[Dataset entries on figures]
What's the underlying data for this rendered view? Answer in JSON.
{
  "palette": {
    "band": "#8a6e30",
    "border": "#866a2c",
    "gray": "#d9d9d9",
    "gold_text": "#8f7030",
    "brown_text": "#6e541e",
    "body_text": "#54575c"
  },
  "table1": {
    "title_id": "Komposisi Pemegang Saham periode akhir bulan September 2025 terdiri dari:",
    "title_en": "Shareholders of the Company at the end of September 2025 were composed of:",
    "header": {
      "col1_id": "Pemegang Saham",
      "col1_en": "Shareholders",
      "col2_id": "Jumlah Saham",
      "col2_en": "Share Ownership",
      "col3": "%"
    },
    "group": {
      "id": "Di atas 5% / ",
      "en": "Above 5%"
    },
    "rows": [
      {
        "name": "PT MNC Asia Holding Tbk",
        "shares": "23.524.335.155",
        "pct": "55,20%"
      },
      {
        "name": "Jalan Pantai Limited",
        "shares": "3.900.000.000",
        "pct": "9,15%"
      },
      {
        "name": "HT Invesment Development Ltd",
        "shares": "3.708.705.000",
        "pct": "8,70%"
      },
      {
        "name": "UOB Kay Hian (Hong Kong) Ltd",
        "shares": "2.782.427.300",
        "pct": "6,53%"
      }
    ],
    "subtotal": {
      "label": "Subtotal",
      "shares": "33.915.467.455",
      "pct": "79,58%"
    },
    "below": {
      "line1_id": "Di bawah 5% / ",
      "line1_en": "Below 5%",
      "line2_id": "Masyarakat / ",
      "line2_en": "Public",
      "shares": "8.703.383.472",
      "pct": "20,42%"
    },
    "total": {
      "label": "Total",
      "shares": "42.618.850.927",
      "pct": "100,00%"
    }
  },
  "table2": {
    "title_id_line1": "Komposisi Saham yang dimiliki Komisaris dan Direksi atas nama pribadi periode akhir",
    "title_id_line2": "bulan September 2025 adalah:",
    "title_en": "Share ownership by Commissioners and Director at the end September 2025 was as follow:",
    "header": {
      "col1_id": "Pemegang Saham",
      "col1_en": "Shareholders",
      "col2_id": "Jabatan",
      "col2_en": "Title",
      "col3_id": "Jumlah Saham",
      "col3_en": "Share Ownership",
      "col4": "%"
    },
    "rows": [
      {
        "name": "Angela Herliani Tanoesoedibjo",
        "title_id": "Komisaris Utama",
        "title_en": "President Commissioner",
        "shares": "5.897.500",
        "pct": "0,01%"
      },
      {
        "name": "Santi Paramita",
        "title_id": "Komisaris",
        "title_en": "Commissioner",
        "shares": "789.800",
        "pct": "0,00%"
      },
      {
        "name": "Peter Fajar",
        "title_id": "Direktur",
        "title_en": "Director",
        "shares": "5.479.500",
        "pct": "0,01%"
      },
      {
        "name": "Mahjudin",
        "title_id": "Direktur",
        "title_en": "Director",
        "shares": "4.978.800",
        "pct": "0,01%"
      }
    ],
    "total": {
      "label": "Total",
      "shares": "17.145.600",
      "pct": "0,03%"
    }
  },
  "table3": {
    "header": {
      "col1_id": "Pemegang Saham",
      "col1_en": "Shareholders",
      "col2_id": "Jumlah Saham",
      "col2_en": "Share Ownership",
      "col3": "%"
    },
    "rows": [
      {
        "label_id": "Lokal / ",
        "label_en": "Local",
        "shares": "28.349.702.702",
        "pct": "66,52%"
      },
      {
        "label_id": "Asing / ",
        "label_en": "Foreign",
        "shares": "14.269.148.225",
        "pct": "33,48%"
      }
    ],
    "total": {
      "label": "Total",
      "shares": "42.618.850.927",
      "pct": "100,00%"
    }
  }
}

§ CHALLENGE
Transcribe the material above word for word.

§ RESPONSE BELOW
What's the underlying data for this rendered view? Answer in JSON.
{
  "palette": {
    "band": "#8a6e30",
    "border": "#866a2c",
    "gray": "#d9d9d9",
    "gold_text": "#8f7030",
    "brown_text": "#6e541e",
    "body_text": "#54575c"
  },
  "table1": {
    "title_id": "Komposisi Pemegang Saham periode akhir bulan September 2025 terdiri dari:",
    "title_en": "Shareholders of the Company at the end of September 2025 were composed of:",
    "header": {
      "col1_id": "Pemegang Saham",
      "col1_en": "Shareholders",
      "col2_id": "Jumlah Saham",
      "col2_en": "Share Ownership",
      "col3": "%"
    },
    "group": {
      "id": "Di atas 5% / ",
      "en": "Above 5%"
    },
    "rows": [
      {
        "name": "PT MNC Asia Holding Tbk",
        "shares": "23.524.335.155",
        "pct": "55,20%"
      },
      {
        "name": "Jalan Pantai Limited",
        "shares": "3.900.000.000",
        "pct": "9,15%"
      },
      {
        "name": "HT Invesment Development Ltd",
        "shares": "3.708.705.000",
        "pct": "8,70%"
      },
      {
        "name": "UOB Kay Hian (Hong Kong) Ltd",
        "shares": "2.782.427.300",
        "pct": "6,53%"
      }
    ],
    "subtotal": {
      "label": "Subtotal",
      "shares": "33.915.467.455",
      "pct": "79,58%"
    },
    "below": {
      "line1_id": "Di bawah 5% / ",
      "line1_en": "Below 5%",
      "line2_id": "Masyarakat / ",
      "line2_en": "Public",
      "shares": "8.703.383.472",
      "pct": "20,42%"
    },
    "total": {
      "label": "Total",
      "shares": "42.618.850.927",
      "pct": "100,00%"
    }
  },
  "table2": {
    "title_id_line1": "Komposisi Saham yang dimiliki Komisaris dan Direksi atas nama pribadi periode akhir",
    "title_id_line2": "bulan September 2025 adalah:",
    "title_en": "Share ownership by Commissioners and Director at the end September 2025 was as follow:",
    "header": {
      "col1_id": "Pemegang Saham",
      "col1_en": "Shareholders",
      "col2_id": "Jabatan",
      "col2_en": "Title",
      "col3_id": "Jumlah Saham",
      "col3_en": "Share Ownership",
      "col4": "%"
    },
    "rows": [
      {
        "name": "Angela Herliani Tanoesoedibjo",
        "title_id": "Komisaris Utama",
        "title_en": "President Commissioner",
        "shares": "5.897.500",
        "pct": "0,01%"
      },
      {
        "name": "Santi Paramita",
        "title_id": "Komisaris",
        "title_en": "Commissioner",
        "shares": "789.800",
        "pct": "0,00%"
      },
      {
        "name": "Peter Fajar",
        "title_id": "Direktur",
        "title_en": "Director",
        "shares": "5.479.500",
        "pct": "0,01%"
      },
      {
        "name": "Mahjudin",
        "title_id": "Direktur",
        "title_en": "Director",
        "shares": "4.978.800",
        "pct": "0,01%"
      }
    ],
    "total": {
      "label": "Total",
      "shares": "17.145.600",
      "pct": "0,03%"
    }
  },
  "table3": {
    "header": {
      "col1_id": "Pemegang Saham",
      "col1_en": "Shareholders",
      "col2_id": "Jumlah Saham",
      "col2_en": "Share Ownership",
      "col3": "%"
    },
    "rows": [
      {
        "label_id": "Lokal / ",
        "label_en": "Local",
        "shares": "28.349.702.702",
        "pct": "66,52%"
      },
      {
        "label_id": "Asing / ",
        "label_en": "Foreign",
        "shares": "14.269.148.225",
        "pct": "33,48%"
      }
    ],
    "total": {
      "label": "Total",
      "shares": "42.618.850.927",
      "pct": "100,00%"
    }
  }
}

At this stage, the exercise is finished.